(SHORT PROBLEM)
Search the data below for "true"; list each line that holds it.

(DATA TO PROCESS)
_ _ _ _
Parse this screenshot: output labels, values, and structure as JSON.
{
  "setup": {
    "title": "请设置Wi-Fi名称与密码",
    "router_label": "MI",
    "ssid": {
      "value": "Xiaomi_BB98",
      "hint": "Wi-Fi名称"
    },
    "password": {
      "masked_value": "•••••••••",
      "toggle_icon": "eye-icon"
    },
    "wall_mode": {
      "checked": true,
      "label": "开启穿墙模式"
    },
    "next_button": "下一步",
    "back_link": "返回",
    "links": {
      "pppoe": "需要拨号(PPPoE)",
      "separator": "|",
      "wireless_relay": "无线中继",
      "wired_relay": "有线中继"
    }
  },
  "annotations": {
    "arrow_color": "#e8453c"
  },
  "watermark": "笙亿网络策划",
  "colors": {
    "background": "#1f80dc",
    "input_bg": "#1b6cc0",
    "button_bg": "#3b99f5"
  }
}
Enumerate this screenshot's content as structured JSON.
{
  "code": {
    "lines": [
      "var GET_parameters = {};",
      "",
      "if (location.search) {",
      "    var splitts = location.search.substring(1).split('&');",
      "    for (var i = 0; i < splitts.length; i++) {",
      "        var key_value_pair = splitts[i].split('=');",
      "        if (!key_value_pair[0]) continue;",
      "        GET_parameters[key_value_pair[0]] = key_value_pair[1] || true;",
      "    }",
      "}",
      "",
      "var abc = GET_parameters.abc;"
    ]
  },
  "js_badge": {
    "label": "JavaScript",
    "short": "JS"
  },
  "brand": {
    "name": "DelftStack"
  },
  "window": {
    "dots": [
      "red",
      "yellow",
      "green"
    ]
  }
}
_ _ _ _
(EXERCISE SOLUTION)
      "checked": true,
      "        GET_parameters[key_value_pair[0]] = key_value_pair[1] || true;",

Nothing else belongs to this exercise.